▶ **Bounding box annotations**:
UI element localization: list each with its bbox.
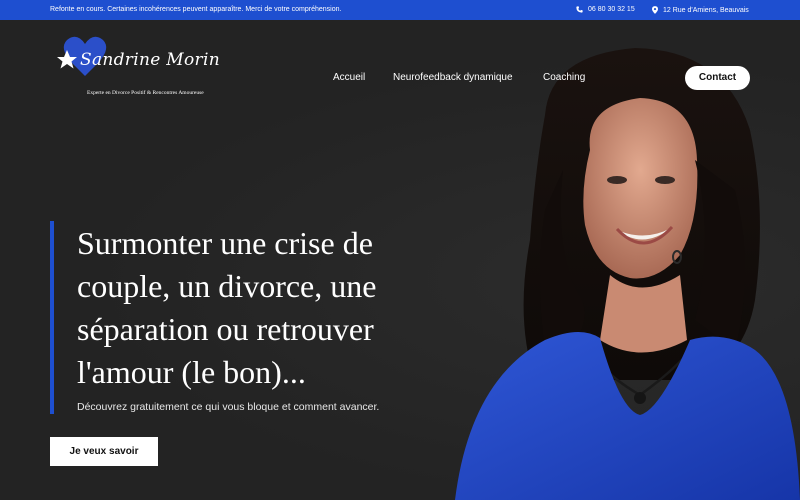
contact-button[interactable]: Contact [685,66,750,90]
phone-number[interactable]: 06 80 30 32 15 [588,6,635,13]
announcement-text: Refonte en cours. Certaines incohérences… [50,6,342,13]
headline-accent-bar [50,221,54,414]
phone-info[interactable]: 06 80 30 32 15 [576,6,635,13]
announcement-bar: Refonte en cours. Certaines incohérences… [0,0,800,20]
location-pin-icon [652,6,658,14]
logo-tagline: Experte en Divorce Positif & Rencontres … [87,90,204,96]
address-info: 12 Rue d'Amiens, Beauvais [652,6,749,14]
phone-icon [576,6,583,13]
hero-subline: Découvrez gratuitement ce qui vous bloqu… [77,401,380,413]
hero-headline: Surmonter une crise de couple, un divorc… [77,225,377,390]
logo-name[interactable]: Sandrine Morin [80,50,220,70]
portrait-photo [455,48,800,500]
address-text: 12 Rue d'Amiens, Beauvais [663,6,749,14]
nav-item-coaching[interactable]: Coaching [543,72,585,83]
nav-item-neurofeedback[interactable]: Neurofeedback dynamique [393,72,513,83]
cta-button[interactable]: Je veux savoir [50,437,158,466]
nav-item-accueil[interactable]: Accueil [333,72,365,83]
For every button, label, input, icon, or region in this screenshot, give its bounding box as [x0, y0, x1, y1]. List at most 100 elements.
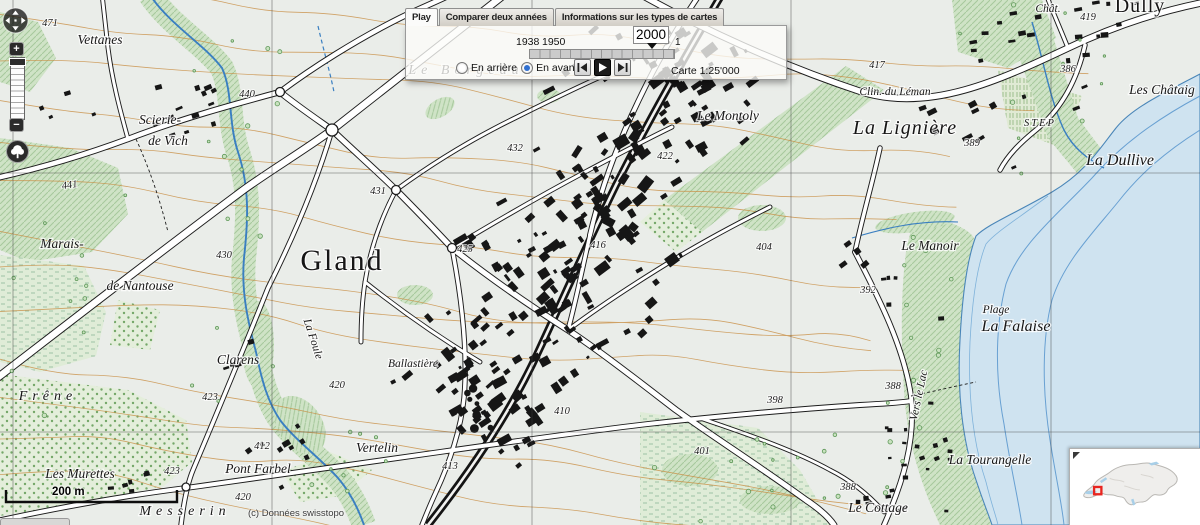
- tree-symbol: [230, 39, 234, 43]
- tree-symbol: [84, 283, 89, 288]
- building: [902, 441, 907, 445]
- map-label: 404: [756, 242, 773, 253]
- tree-symbol: [215, 325, 219, 330]
- overview-inset[interactable]: [1069, 448, 1200, 525]
- map-label: Scierie-: [139, 112, 181, 127]
- tree-symbol: [771, 458, 775, 462]
- map-label: 401: [694, 446, 710, 457]
- building: [1106, 1, 1111, 7]
- map-label: 420: [329, 380, 346, 391]
- scale-bar: 200 m: [4, 486, 184, 518]
- zoom-slider[interactable]: [9, 57, 26, 120]
- tree-symbol: [270, 364, 275, 369]
- map-label: 412: [254, 441, 271, 452]
- radio-button-icon[interactable]: [521, 62, 534, 74]
- radio-button-icon[interactable]: [456, 62, 468, 74]
- tree-symbol: [1099, 82, 1104, 86]
- map-label: Les Châtaig: [1128, 82, 1195, 97]
- tree-symbol: [82, 296, 88, 301]
- building: [1082, 52, 1090, 58]
- tree-symbol: [225, 216, 230, 221]
- tree-symbol: [192, 69, 196, 73]
- map-viewer: 471 Vettanes 440 Scierie-de Vich 441 Marais-d…: [0, 0, 1200, 525]
- map-label: 389: [963, 138, 981, 149]
- map-label: 392: [859, 285, 877, 296]
- zoom-in-button[interactable]: +: [9, 42, 24, 56]
- building: [903, 427, 908, 432]
- footer-tab[interactable]: [0, 518, 70, 525]
- map-label: 410: [554, 406, 571, 417]
- map-label: Le Cottage: [847, 500, 908, 515]
- timeline-slider[interactable]: [529, 49, 675, 59]
- tree-symbol: [1010, 2, 1017, 8]
- tree-symbol: [41, 412, 48, 419]
- map-label: Frêne: [18, 389, 77, 404]
- tree-symbol: [770, 488, 774, 493]
- map-label: La Falaise: [981, 318, 1051, 335]
- tree-symbol: [935, 352, 941, 358]
- building: [1065, 57, 1071, 64]
- radio-en-avant[interactable]: En avant: [521, 62, 578, 74]
- map-label: de Vich: [148, 133, 188, 148]
- tab-comparer-deux-ann-es[interactable]: Comparer deux années: [438, 8, 554, 26]
- tree-symbol: [277, 49, 283, 55]
- layers-button[interactable]: [6, 140, 29, 163]
- current-year-display[interactable]: 2000: [633, 26, 669, 44]
- map-label: La Lignière: [852, 117, 957, 139]
- map-label: Marais-: [39, 236, 84, 251]
- tree-symbol: [11, 275, 16, 281]
- storage-tank: [464, 389, 471, 397]
- tree-symbol: [795, 455, 800, 460]
- tab-play[interactable]: Play: [405, 8, 438, 26]
- building: [914, 444, 920, 449]
- building: [970, 48, 977, 53]
- map-label: 440: [239, 89, 256, 100]
- collapse-arrow-icon[interactable]: [1073, 452, 1080, 459]
- map-label: La Tourangelle: [948, 452, 1031, 467]
- map-label: Vertelin: [356, 440, 398, 455]
- map-label: 419: [1080, 12, 1097, 23]
- map-label: Chât.: [1035, 3, 1060, 15]
- storage-tank: [487, 424, 494, 431]
- timeline-tick-label: 1938: [516, 36, 540, 48]
- building: [888, 456, 892, 460]
- tree-symbol: [341, 473, 346, 478]
- map-label: Le Montoly: [696, 108, 759, 123]
- step-back-button[interactable]: [574, 59, 591, 76]
- pan-control[interactable]: [2, 7, 29, 34]
- tree-symbol: [821, 448, 827, 454]
- scale-bar-label: 200 m: [52, 486, 85, 498]
- tree-symbol: [1063, 11, 1067, 15]
- map-label: 432: [507, 143, 524, 154]
- tree-symbol: [221, 153, 227, 159]
- zoom-out-button[interactable]: −: [9, 118, 24, 132]
- tree-symbol: [949, 277, 954, 282]
- tree-symbol: [835, 493, 841, 499]
- play-button[interactable]: [594, 59, 611, 76]
- storage-tank: [472, 410, 482, 420]
- step-back-icon: [577, 63, 587, 72]
- panel-body: 1938 1950 2000 1 En arrière En avant Car…: [405, 25, 787, 80]
- building: [944, 509, 949, 513]
- radio-label: En arrière: [471, 62, 518, 74]
- map-label: STEP: [1024, 118, 1056, 129]
- tree-symbol: [908, 335, 914, 340]
- map-label: 423: [202, 392, 218, 403]
- tree-symbol: [68, 299, 73, 303]
- zoom-slider-handle[interactable]: [9, 58, 26, 66]
- tree-symbol: [43, 221, 47, 225]
- direction-radios: En arrière En avant: [456, 62, 578, 74]
- step-forward-button[interactable]: [614, 59, 631, 76]
- panel-tabs: Play Comparer deux années Informations sur…: [405, 8, 787, 26]
- map-label: 417: [869, 60, 886, 71]
- scale-bar-bracket: [4, 490, 179, 504]
- radio-en-arri-re[interactable]: En arrière: [456, 62, 517, 74]
- map-label: 416: [590, 240, 607, 251]
- map-label: 441: [61, 179, 78, 192]
- tab-informations-sur-les-types-de-cartes[interactable]: Informations sur les types de cartes: [554, 8, 725, 26]
- tree-symbol: [79, 253, 85, 258]
- building: [902, 475, 909, 480]
- building: [886, 275, 891, 281]
- tree-symbol: [936, 347, 942, 353]
- map-label: Ballastière: [388, 358, 438, 370]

▶ **What the task asks**: Copy out every line of the records above word for word, leaving out the pictures.

▶ **Response to this exercise**:
UI element localization: list each with its bbox.
contact-button[interactable]: Contact [685,66,750,90]
phone-number[interactable]: 06 80 30 32 15 [588,6,635,13]
announcement-text: Refonte en cours. Certaines incohérences… [50,6,342,13]
headline-accent-bar [50,221,54,414]
phone-info[interactable]: 06 80 30 32 15 [576,6,635,13]
announcement-bar: Refonte en cours. Certaines incohérences… [0,0,800,20]
location-pin-icon [652,6,658,14]
logo-tagline: Experte en Divorce Positif & Rencontres … [87,90,204,96]
address-info: 12 Rue d'Amiens, Beauvais [652,6,749,14]
phone-icon [576,6,583,13]
hero-subline: Découvrez gratuitement ce qui vous bloqu… [77,401,380,413]
hero-headline: Surmonter une crise de couple, un divorc… [77,225,377,390]
logo-name[interactable]: Sandrine Morin [80,50,220,70]
portrait-photo [455,48,800,500]
address-text: 12 Rue d'Amiens, Beauvais [663,6,749,14]
nav-item-coaching[interactable]: Coaching [543,72,585,83]
nav-item-neurofeedback[interactable]: Neurofeedback dynamique [393,72,513,83]
cta-button[interactable]: Je veux savoir [50,437,158,466]
nav-item-accueil[interactable]: Accueil [333,72,365,83]
For every button, label, input, icon, or region in this screenshot, give its bounding box as [x0, y0, x1, y1]. List at most 100 elements.
- tree-symbol: [230, 39, 234, 43]
- tree-symbol: [84, 283, 89, 288]
- building: [902, 441, 907, 445]
- map-label: 404: [756, 242, 773, 253]
- tree-symbol: [215, 325, 219, 330]
- overview-inset[interactable]: [1069, 448, 1200, 525]
- map-label: Scierie-: [139, 112, 181, 127]
- tree-symbol: [771, 458, 775, 462]
- map-label: 401: [694, 446, 710, 457]
- building: [1106, 1, 1111, 7]
- map-label: 420: [329, 380, 346, 391]
- scale-bar: 200 m: [4, 486, 184, 518]
- zoom-slider[interactable]: [9, 57, 26, 120]
- tree-symbol: [270, 364, 275, 369]
- map-label: 412: [254, 441, 271, 452]
- radio-button-icon[interactable]: [521, 62, 534, 74]
- radio-button-icon[interactable]: [456, 62, 468, 74]
- tree-symbol: [1099, 82, 1104, 86]
- map-label: Les Châtaig: [1128, 82, 1195, 97]
- tree-symbol: [82, 296, 88, 301]
- building: [1082, 52, 1090, 58]
- tree-symbol: [225, 216, 230, 221]
- tree-symbol: [192, 69, 196, 73]
- map-viewer: 471 Vettanes 440 Scierie-de Vich 441 Marais-d…: [0, 0, 1200, 525]
- map-label: 389: [963, 138, 981, 149]
- map-label: 392: [859, 285, 877, 296]
- zoom-in-button[interactable]: +: [9, 42, 24, 56]
- building: [903, 427, 908, 432]
- footer-tab[interactable]: [0, 518, 70, 525]
- map-label: 410: [554, 406, 571, 417]
- map-label: Le Cottage: [847, 500, 908, 515]
- timeline-slider[interactable]: [529, 49, 675, 59]
- tree-symbol: [1010, 2, 1017, 8]
- tree-symbol: [41, 412, 48, 419]
- map-label: Frêne: [18, 389, 77, 404]
- tree-symbol: [770, 488, 774, 493]
- map-label: La Falaise: [981, 318, 1051, 335]
- tree-symbol: [935, 352, 941, 358]
- building: [1065, 57, 1071, 64]
- radio-en-avant[interactable]: En avant: [521, 62, 578, 74]
- map-label: de Vich: [148, 133, 188, 148]
- tab-comparer-deux-ann-es[interactable]: Comparer deux années: [438, 8, 554, 26]
- tree-symbol: [277, 49, 283, 55]
- layers-button[interactable]: [6, 140, 29, 163]
- current-year-display[interactable]: 2000: [633, 26, 669, 44]
- map-label: La Lignière: [852, 117, 957, 139]
- map-label: Marais-: [39, 236, 84, 251]
- tree-symbol: [11, 275, 16, 281]
- storage-tank: [464, 389, 471, 397]
- tree-symbol: [795, 455, 800, 460]
- tab-play[interactable]: Play: [405, 8, 438, 26]
- building: [914, 444, 920, 449]
- building: [970, 48, 977, 53]
- map-label: 440: [239, 89, 256, 100]
- collapse-arrow-icon[interactable]: [1073, 452, 1080, 459]
- map-label: La Tourangelle: [948, 452, 1031, 467]
- map-label: Vertelin: [356, 440, 398, 455]
- map-label: 419: [1080, 12, 1097, 23]
- map-label: Chât.: [1035, 3, 1060, 15]
- storage-tank: [487, 424, 494, 431]
- timeline-tick-label: 1938: [516, 36, 540, 48]
- building: [888, 456, 892, 460]
- tree-symbol: [341, 473, 346, 478]
- map-label: Le Montoly: [696, 108, 759, 123]
- step-back-button[interactable]: [574, 59, 591, 76]
- pan-control[interactable]: [2, 7, 29, 34]
- tree-symbol: [821, 448, 827, 454]
- scale-bar-label: 200 m: [52, 486, 85, 498]
- tree-symbol: [1063, 11, 1067, 15]
- map-label: 432: [507, 143, 524, 154]
- tree-symbol: [221, 153, 227, 159]
- zoom-out-button[interactable]: −: [9, 118, 24, 132]
- tree-symbol: [949, 277, 954, 282]
- tree-symbol: [835, 493, 841, 499]
- play-button[interactable]: [594, 59, 611, 76]
- storage-tank: [472, 410, 482, 420]
- step-back-icon: [577, 63, 587, 72]
- panel-body: 1938 1950 2000 1 En arrière En avant Car…: [405, 25, 787, 80]
- building: [944, 509, 949, 513]
- radio-label: En arrière: [471, 62, 518, 74]
- map-label: STEP: [1024, 118, 1056, 129]
- tree-symbol: [908, 335, 914, 340]
- map-label: 423: [202, 392, 218, 403]
- tree-symbol: [68, 299, 73, 303]
- zoom-slider-handle[interactable]: [9, 58, 26, 66]
- tree-symbol: [43, 221, 47, 225]
- direction-radios: En arrière En avant: [456, 62, 578, 74]
- step-forward-button[interactable]: [614, 59, 631, 76]
- panel-tabs: Play Comparer deux années Informations sur…: [405, 8, 787, 26]
- map-label: 417: [869, 60, 886, 71]
- scale-bar-bracket: [4, 490, 179, 504]
- radio-en-arri-re[interactable]: En arrière: [456, 62, 517, 74]
- map-label: 416: [590, 240, 607, 251]
- map-label: 441: [61, 179, 78, 192]
- tab-informations-sur-les-types-de-cartes[interactable]: Informations sur les types de cartes: [554, 8, 725, 26]
- tree-symbol: [79, 253, 85, 258]
- building: [902, 475, 909, 480]
- building: [886, 275, 891, 281]
- tree-symbol: [936, 347, 942, 353]
- map-label: Ballastière: [388, 358, 438, 370]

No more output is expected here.